→ WHAT YOU WILL DO
Please quote the lines below exactly, leaving out the pictures.

→ EXTRACTED MATERIAL

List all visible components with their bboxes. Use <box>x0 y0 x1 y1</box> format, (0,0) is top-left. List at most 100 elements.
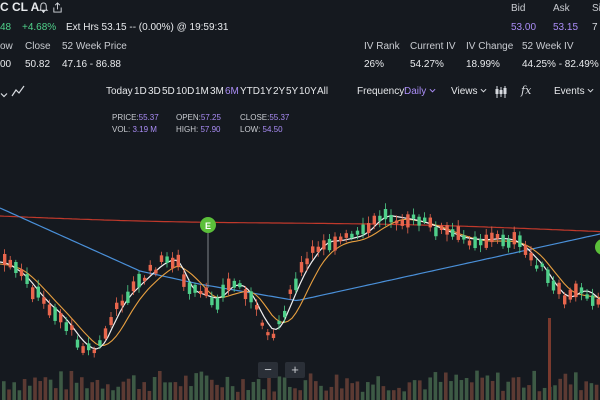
candle <box>406 214 410 228</box>
volume-bar <box>532 370 536 400</box>
candle <box>563 295 567 305</box>
candle <box>204 287 208 297</box>
candle <box>271 333 276 339</box>
candle <box>87 343 91 351</box>
range-all[interactable]: All <box>317 86 329 97</box>
volume-bar <box>392 390 396 400</box>
volume-bar <box>366 382 370 400</box>
range-10y[interactable]: 10Y <box>299 86 317 97</box>
candle <box>103 328 108 339</box>
views-label: Views <box>451 86 478 97</box>
volume-bar <box>204 375 209 400</box>
low-value: 00 <box>0 59 12 70</box>
volume-bar <box>230 386 235 400</box>
candle <box>445 225 449 235</box>
chevron-down-icon <box>480 88 487 93</box>
range-5d[interactable]: 5D <box>162 86 175 97</box>
candle <box>14 261 18 274</box>
volume-bar <box>579 390 583 400</box>
volume-bar <box>496 372 500 400</box>
volume-bar <box>314 381 318 400</box>
volume-bar <box>100 388 105 400</box>
iv-rank-value: 26% <box>364 59 385 70</box>
volume-bar <box>69 370 74 400</box>
volume-bar <box>7 389 11 400</box>
volume-bar <box>189 386 193 400</box>
earnings-event-marker <box>595 239 600 255</box>
volume-bar <box>54 388 58 400</box>
extended-hours: Ext Hrs 53.15 -- (0.00%) @ 19:59:31 <box>66 22 229 33</box>
frequency-select[interactable]: Daily <box>404 86 436 97</box>
candle <box>417 216 421 226</box>
range-6m[interactable]: 6M <box>225 86 239 97</box>
zoom-out-button[interactable]: − <box>258 362 278 378</box>
views-button[interactable]: Views <box>451 86 487 97</box>
candle <box>131 281 136 292</box>
candle <box>529 252 533 261</box>
events-button[interactable]: Events <box>554 86 594 97</box>
volume-bar <box>542 387 547 400</box>
week52-iv-label: 52 Week IV <box>522 41 574 52</box>
range-today[interactable]: Today <box>106 86 133 97</box>
volume-bar <box>80 377 84 400</box>
chevron-down-icon[interactable] <box>0 86 8 104</box>
candle <box>473 236 477 249</box>
volume-bar <box>158 370 162 400</box>
volume-bar <box>464 378 469 400</box>
candle <box>311 246 315 253</box>
candle <box>490 232 494 243</box>
candle <box>355 230 360 235</box>
zoom-in-button[interactable]: + <box>285 362 305 378</box>
candle <box>333 236 337 251</box>
draw-line-icon[interactable] <box>11 84 25 102</box>
volume-bar <box>459 380 464 400</box>
price-chart[interactable]: E <box>0 140 600 400</box>
chevron-down-icon <box>429 88 436 93</box>
bell-icon[interactable] <box>38 0 49 18</box>
candle <box>120 300 124 306</box>
candlestick-icon[interactable] <box>494 85 508 103</box>
volume-bar <box>22 379 27 400</box>
volume-bar <box>142 382 146 400</box>
ask-value: 53.15 <box>553 22 579 33</box>
volume-bar <box>241 379 245 400</box>
candle <box>288 289 292 294</box>
range-5y[interactable]: 5Y <box>286 86 299 97</box>
candle <box>266 332 270 336</box>
volume-bar <box>454 374 458 400</box>
close-value: 50.82 <box>25 59 51 70</box>
range-ytd[interactable]: YTD <box>240 86 260 97</box>
volume-bar <box>28 385 32 400</box>
volume-bar <box>589 383 594 400</box>
candle <box>383 208 388 220</box>
share-icon[interactable] <box>52 0 63 18</box>
ohlc-open-value: 57.25 <box>200 113 221 122</box>
volume-bar <box>386 390 391 400</box>
symbol-name: C CL A <box>0 0 40 14</box>
volume-bar <box>288 386 292 400</box>
volume-bar <box>137 389 141 400</box>
candle <box>535 265 539 269</box>
ohlc-close: CLOSE:55.37 <box>240 113 290 122</box>
range-1y[interactable]: 1Y <box>260 86 273 97</box>
candle <box>238 283 242 288</box>
range-3m[interactable]: 3M <box>210 86 224 97</box>
range-2y[interactable]: 2Y <box>273 86 286 97</box>
range-1d[interactable]: 1D <box>134 86 147 97</box>
candle <box>579 287 584 294</box>
volume-bar <box>111 390 115 400</box>
earnings-event-marker <box>200 217 216 233</box>
candle <box>75 339 80 348</box>
volume-bar <box>272 391 276 400</box>
volume-bar <box>527 385 531 400</box>
range-10d[interactable]: 10D <box>176 86 195 97</box>
candle <box>36 286 40 298</box>
volume-bar <box>293 388 297 400</box>
candle <box>546 269 550 283</box>
volume-bar <box>418 380 422 400</box>
ohlc-volume-value: 3.19 M <box>132 125 157 134</box>
range-1m[interactable]: 1M <box>195 86 209 97</box>
range-3d[interactable]: 3D <box>148 86 161 97</box>
fx-icon[interactable]: 𝑓x <box>521 84 532 97</box>
candle <box>495 233 500 239</box>
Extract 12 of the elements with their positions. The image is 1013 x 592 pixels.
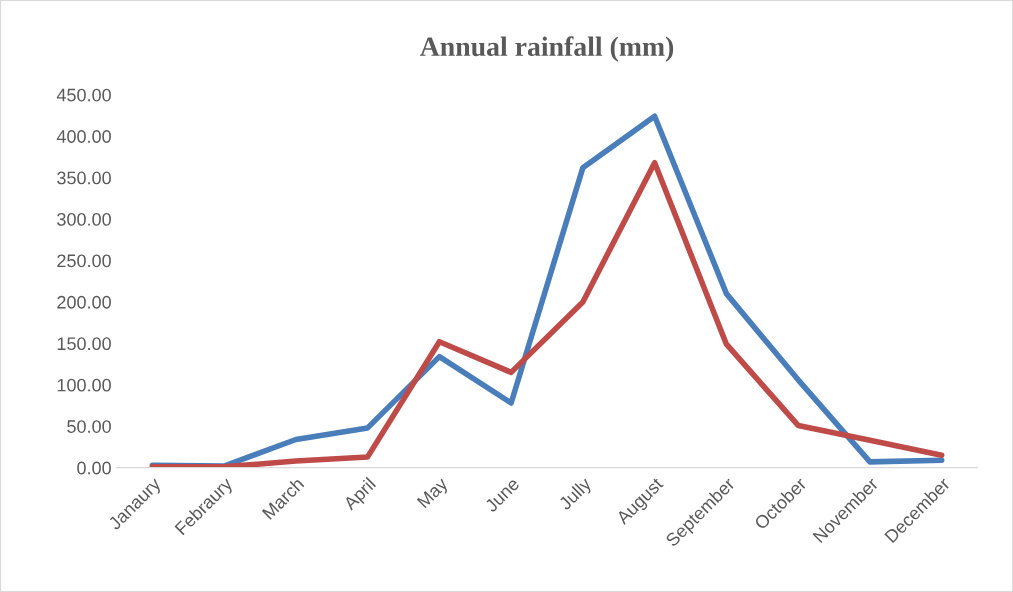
y-tick-label: 450.00 (56, 88, 111, 102)
chart-title: Annual rainfall (mm) (419, 36, 674, 62)
y-tick-label: 0.00 (77, 461, 111, 475)
y-tick-label: 50.00 (67, 420, 111, 433)
y-tick-label: 250.00 (57, 254, 111, 268)
y-tick-label: 100.00 (57, 378, 111, 392)
y-tick-label: 150.00 (57, 337, 111, 351)
y-tick-label: 350.00 (57, 171, 111, 185)
y-tick-label: 300.00 (57, 212, 111, 226)
x-tick-label: May (416, 476, 452, 511)
y-tick-label: 200.00 (57, 295, 111, 309)
y-tick-label: 400.00 (56, 130, 111, 143)
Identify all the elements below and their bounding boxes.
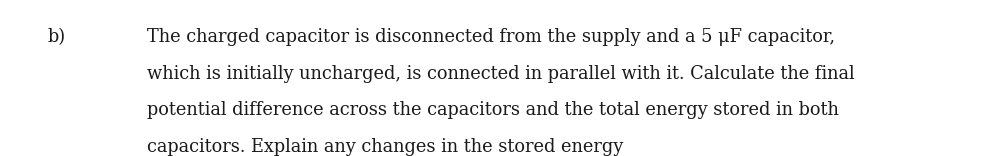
Text: b): b) <box>48 28 65 46</box>
Text: which is initially uncharged, is connected in parallel with it. Calculate the fi: which is initially uncharged, is connect… <box>147 65 854 83</box>
Text: capacitors. Explain any changes in the stored energy: capacitors. Explain any changes in the s… <box>147 138 623 156</box>
Text: The charged capacitor is disconnected from the supply and a 5 μF capacitor,: The charged capacitor is disconnected fr… <box>147 28 835 46</box>
Text: potential difference across the capacitors and the total energy stored in both: potential difference across the capacito… <box>147 101 838 119</box>
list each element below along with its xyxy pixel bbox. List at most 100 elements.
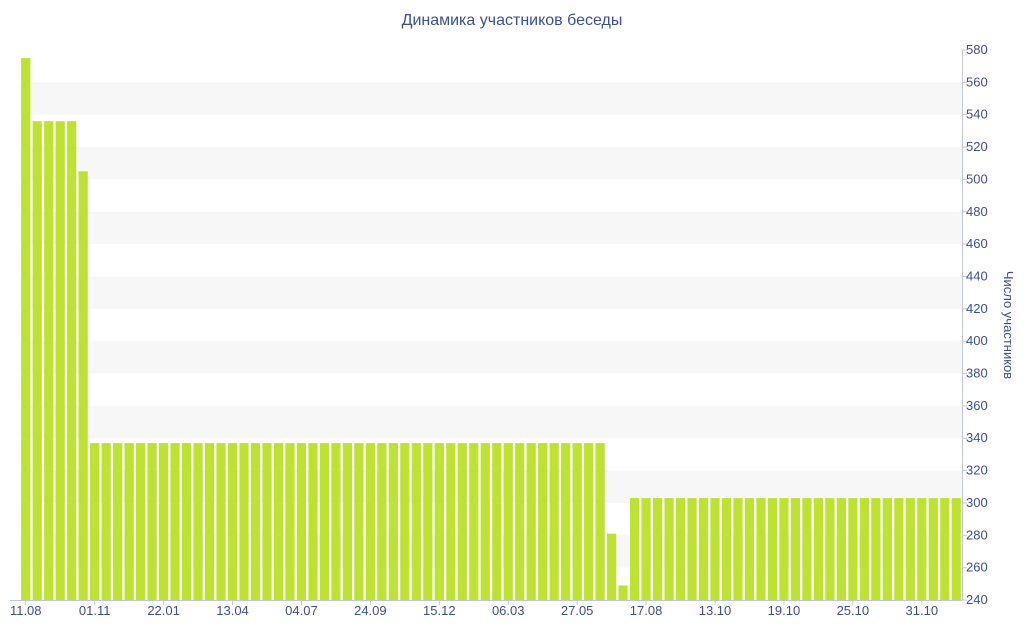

→ SOLUTION FOR THIS EXERCISE
List all visible components with their bboxes. Use <box>x0 y0 x1 y1</box> format, (0,0) is top-left. List at most 100 elements.
candle <box>406 214 410 228</box>
volume-bar <box>532 370 536 400</box>
candle <box>563 295 567 305</box>
candle <box>204 287 208 297</box>
candle <box>271 333 276 339</box>
candle <box>87 343 91 351</box>
range-all[interactable]: All <box>317 86 329 97</box>
volume-bar <box>392 390 396 400</box>
volume-bar <box>366 382 370 400</box>
range-10y[interactable]: 10Y <box>299 86 317 97</box>
candle <box>103 328 108 339</box>
views-label: Views <box>451 86 478 97</box>
volume-bar <box>204 375 209 400</box>
low-value: 00 <box>0 59 12 70</box>
volume-bar <box>230 386 235 400</box>
candle <box>445 225 449 235</box>
chevron-down-icon <box>480 88 487 93</box>
range-5d[interactable]: 5D <box>162 86 175 97</box>
candle <box>14 261 18 274</box>
volume-bar <box>579 390 583 400</box>
volume-bar <box>496 372 500 400</box>
volume-bar <box>314 381 318 400</box>
volume-bar <box>100 388 105 400</box>
iv-rank-value: 26% <box>364 59 385 70</box>
volume-bar <box>69 370 74 400</box>
volume-bar <box>7 389 11 400</box>
volume-bar <box>189 386 193 400</box>
earnings-event-marker <box>595 239 600 255</box>
volume-bar <box>54 388 58 400</box>
extended-hours: Ext Hrs 53.15 -- (0.00%) @ 19:59:31 <box>66 22 229 33</box>
frequency-select[interactable]: Daily <box>404 86 436 97</box>
candle <box>417 216 421 226</box>
range-6m[interactable]: 6M <box>225 86 239 97</box>
zoom-out-button[interactable]: − <box>258 362 278 378</box>
views-button[interactable]: Views <box>451 86 487 97</box>
candle <box>131 281 136 292</box>
candle <box>529 252 533 261</box>
events-button[interactable]: Events <box>554 86 594 97</box>
volume-bar <box>542 387 547 400</box>
week52-iv-label: 52 Week IV <box>522 41 574 52</box>
range-today[interactable]: Today <box>106 86 133 97</box>
volume-bar <box>80 377 84 400</box>
chevron-down-icon[interactable] <box>0 86 8 104</box>
candle <box>473 236 477 249</box>
volume-bar <box>158 370 162 400</box>
volume-bar <box>464 378 469 400</box>
candle <box>311 246 315 253</box>
candle <box>490 232 494 243</box>
candle <box>355 230 360 235</box>
zoom-in-button[interactable]: + <box>285 362 305 378</box>
candle <box>333 236 337 251</box>
draw-line-icon[interactable] <box>11 84 25 102</box>
volume-bar <box>459 380 464 400</box>
price-chart[interactable]: E <box>0 140 600 400</box>
chevron-down-icon <box>429 88 436 93</box>
bell-icon[interactable] <box>38 0 49 18</box>
candle <box>120 300 124 306</box>
candlestick-icon[interactable] <box>494 85 508 103</box>
volume-bar <box>22 379 27 400</box>
volume-bar <box>142 382 146 400</box>
ask-value: 53.15 <box>553 22 579 33</box>
volume-bar <box>241 379 245 400</box>
candle <box>288 289 292 294</box>
range-5y[interactable]: 5Y <box>286 86 299 97</box>
candle <box>266 332 270 336</box>
volume-bar <box>454 374 458 400</box>
close-value: 50.82 <box>25 59 51 70</box>
range-ytd[interactable]: YTD <box>240 86 260 97</box>
volume-bar <box>28 385 32 400</box>
volume-bar <box>589 383 594 400</box>
candle <box>383 208 388 220</box>
share-icon[interactable] <box>52 0 63 18</box>
ohlc-open-value: 57.25 <box>200 113 221 122</box>
volume-bar <box>386 390 391 400</box>
symbol-name: C CL A <box>0 0 40 14</box>
volume-bar <box>288 386 292 400</box>
volume-bar <box>137 389 141 400</box>
candle <box>535 265 539 269</box>
ohlc-close: CLOSE:55.37 <box>240 113 290 122</box>
range-1y[interactable]: 1Y <box>260 86 273 97</box>
candle <box>238 283 242 288</box>
range-3m[interactable]: 3M <box>210 86 224 97</box>
range-2y[interactable]: 2Y <box>273 86 286 97</box>
range-1d[interactable]: 1D <box>134 86 147 97</box>
candle <box>579 287 584 294</box>
volume-bar <box>111 390 115 400</box>
earnings-event-marker <box>200 217 216 233</box>
candle <box>75 339 80 348</box>
volume-bar <box>272 391 276 400</box>
volume-bar <box>527 385 531 400</box>
range-10d[interactable]: 10D <box>176 86 195 97</box>
candle <box>36 286 40 298</box>
volume-bar <box>293 388 297 400</box>
candle <box>546 269 550 283</box>
volume-bar <box>418 380 422 400</box>
ohlc-volume-value: 3.19 M <box>132 125 157 134</box>
range-1m[interactable]: 1M <box>195 86 209 97</box>
range-3d[interactable]: 3D <box>148 86 161 97</box>
fx-icon[interactable]: 𝑓x <box>521 84 532 97</box>
candle <box>495 233 500 239</box>
Extract 12 of the elements with their positions. The image is 1013 x 592 pixels.
y-tick-label: 450.00 (56, 88, 111, 102)
chart-title: Annual rainfall (mm) (419, 36, 674, 62)
y-tick-label: 0.00 (77, 461, 111, 475)
y-tick-label: 50.00 (67, 420, 111, 433)
y-tick-label: 250.00 (57, 254, 111, 268)
y-tick-label: 100.00 (57, 378, 111, 392)
y-tick-label: 150.00 (57, 337, 111, 351)
y-tick-label: 350.00 (57, 171, 111, 185)
y-tick-label: 300.00 (57, 212, 111, 226)
x-tick-label: May (416, 476, 452, 511)
y-tick-label: 200.00 (57, 295, 111, 309)
y-tick-label: 400.00 (56, 130, 111, 143)
Identify all the elements below and their bounding boxes.
Text: b): b) <box>48 28 65 46</box>
Text: which is initially uncharged, is connected in parallel with it. Calculate the fi: which is initially uncharged, is connect… <box>147 65 854 83</box>
Text: capacitors. Explain any changes in the stored energy: capacitors. Explain any changes in the s… <box>147 138 623 156</box>
Text: The charged capacitor is disconnected from the supply and a 5 μF capacitor,: The charged capacitor is disconnected fr… <box>147 28 835 46</box>
Text: potential difference across the capacitors and the total energy stored in both: potential difference across the capacito… <box>147 101 838 119</box>
list each element below along with its xyxy pixel bbox. List at most 100 elements.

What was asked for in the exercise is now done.